[begin DATASET ROWS]

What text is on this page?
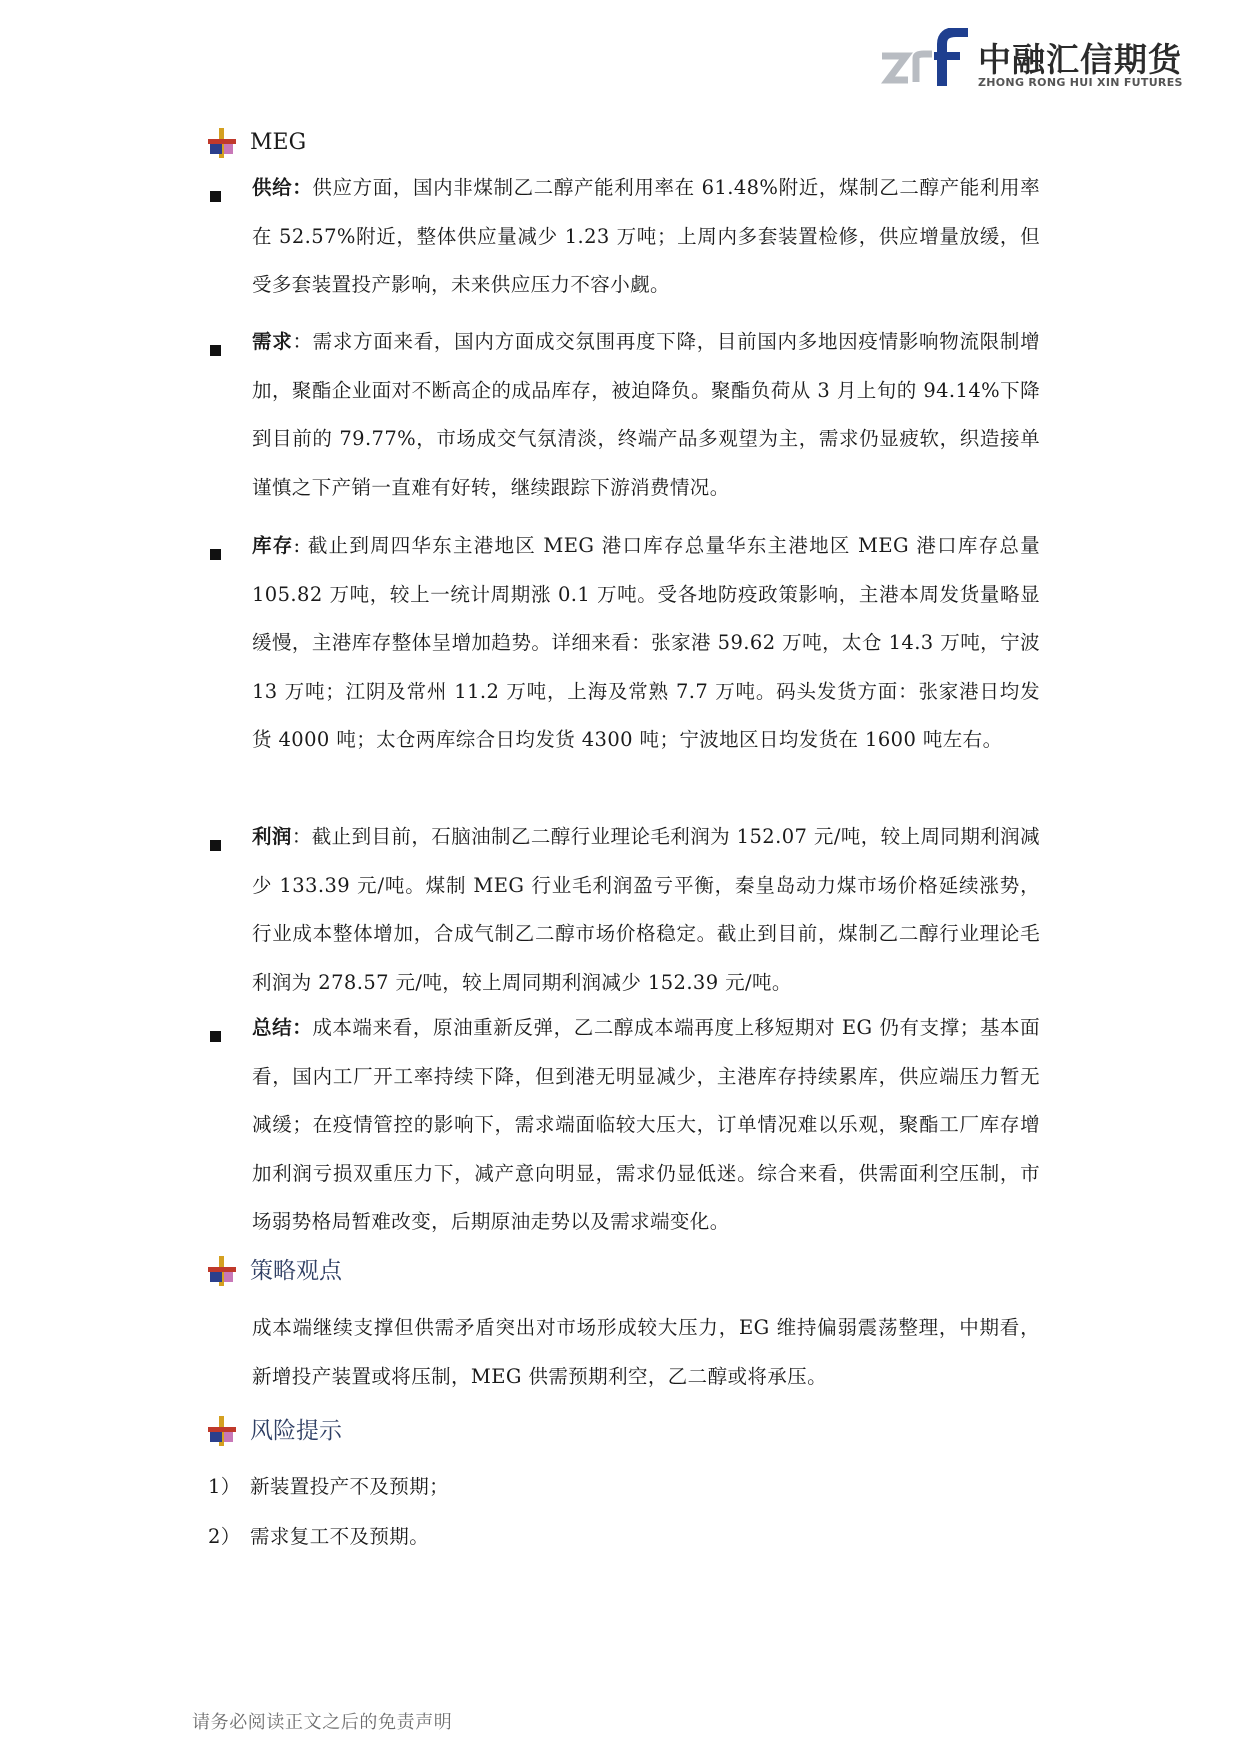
中融汇信期货
ZHONG RONG HUI XIN FUTURES
MEG
供给：供应方面，国内非煤制乙二醇产能利用率在 61.48%附近，煤制乙二醇产能利用率在 52.57%附近，整体供应量减少 1.23 万吨；上周内多套装置检修，供应增量放缓，但受多套装置投产影响，未来供应压力不容小觑。
需求：需求方面来看，国内方面成交氛围再度下降，目前国内多地因疫情影响物流限制增加，聚酯企业面对不断高企的成品库存，被迫降负。聚酯负荷从 3 月上旬的 94.14%下降到目前的 79.77%，市场成交气氛清淡，终端产品多观望为主，需求仍显疲软，织造接单谨慎之下产销一直难有好转，继续跟踪下游消费情况。
库存: 截止到周四华东主港地区 MEG 港口库存总量华东主港地区 MEG 港口库存总量 105.82 万吨，较上一统计周期涨 0.1 万吨。受各地防疫政策影响，主港本周发货量略显缓慢，主港库存整体呈增加趋势。详细来看：张家港 59.62 万吨，太仓 14.3 万吨，宁波 13 万吨；江阴及常州 11.2 万吨，上海及常熟 7.7 万吨。码头发货方面：张家港日均发货 4000 吨；太仓两库综合日均发货 4300 吨；宁波地区日均发货在 1600 吨左右。
利润：截止到目前，石脑油制乙二醇行业理论毛利润为 152.07 元/吨，较上周同期利润减少 133.39 元/吨。煤制 MEG 行业毛利润盈亏平衡，秦皇岛动力煤市场价格延续涨势，行业成本整体增加，合成气制乙二醇市场价格稳定。截止到目前，煤制乙二醇行业理论毛利润为 278.57 元/吨，较上周同期利润减少 152.39 元/吨。
总结：成本端来看，原油重新反弹，乙二醇成本端再度上移短期对 EG 仍有支撑；基本面看，国内工厂开工率持续下降，但到港无明显减少，主港库存持续累库，供应端压力暂无减缓；在疫情管控的影响下，需求端面临较大压大，订单情况难以乐观，聚酯工厂库存增加利润亏损双重压力下，减产意向明显，需求仍显低迷。综合来看，供需面利空压制，市场弱势格局暂难改变，后期原油走势以及需求端变化。
策略观点
成本端继续支撑但供需矛盾突出对市场形成较大压力，EG 维持偏弱震荡整理，中期看，新增投产装置或将压制，MEG 供需预期利空，乙二醇或将承压。
风险提示
1） 新装置投产不及预期；
2） 需求复工不及预期。
请务必阅读正文之后的免责声明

[end DATASET ROWS]

GIVEN EXERCISE ▸ All the records need to be repeated exactly, with the images dropped.

TASK RESPONSE ▸
What text is on this page?
中融汇信期货
ZHONG RONG HUI XIN FUTURES
MEG
供给：供应方面，国内非煤制乙二醇产能利用率在 61.48%附近，煤制乙二醇产能利用率在 52.57%附近，整体供应量减少 1.23 万吨；上周内多套装置检修，供应增量放缓，但受多套装置投产影响，未来供应压力不容小觑。
需求：需求方面来看，国内方面成交氛围再度下降，目前国内多地因疫情影响物流限制增加，聚酯企业面对不断高企的成品库存，被迫降负。聚酯负荷从 3 月上旬的 94.14%下降到目前的 79.77%，市场成交气氛清淡，终端产品多观望为主，需求仍显疲软，织造接单谨慎之下产销一直难有好转，继续跟踪下游消费情况。
库存: 截止到周四华东主港地区 MEG 港口库存总量华东主港地区 MEG 港口库存总量 105.82 万吨，较上一统计周期涨 0.1 万吨。受各地防疫政策影响，主港本周发货量略显缓慢，主港库存整体呈增加趋势。详细来看：张家港 59.62 万吨，太仓 14.3 万吨，宁波 13 万吨；江阴及常州 11.2 万吨，上海及常熟 7.7 万吨。码头发货方面：张家港日均发货 4000 吨；太仓两库综合日均发货 4300 吨；宁波地区日均发货在 1600 吨左右。
利润：截止到目前，石脑油制乙二醇行业理论毛利润为 152.07 元/吨，较上周同期利润减少 133.39 元/吨。煤制 MEG 行业毛利润盈亏平衡，秦皇岛动力煤市场价格延续涨势，行业成本整体增加，合成气制乙二醇市场价格稳定。截止到目前，煤制乙二醇行业理论毛利润为 278.57 元/吨，较上周同期利润减少 152.39 元/吨。
总结：成本端来看，原油重新反弹，乙二醇成本端再度上移短期对 EG 仍有支撑；基本面看，国内工厂开工率持续下降，但到港无明显减少，主港库存持续累库，供应端压力暂无减缓；在疫情管控的影响下，需求端面临较大压大，订单情况难以乐观，聚酯工厂库存增加利润亏损双重压力下，减产意向明显，需求仍显低迷。综合来看，供需面利空压制，市场弱势格局暂难改变，后期原油走势以及需求端变化。
策略观点
成本端继续支撑但供需矛盾突出对市场形成较大压力，EG 维持偏弱震荡整理，中期看，新增投产装置或将压制，MEG 供需预期利空，乙二醇或将承压。
风险提示
1） 新装置投产不及预期；
2） 需求复工不及预期。
请务必阅读正文之后的免责声明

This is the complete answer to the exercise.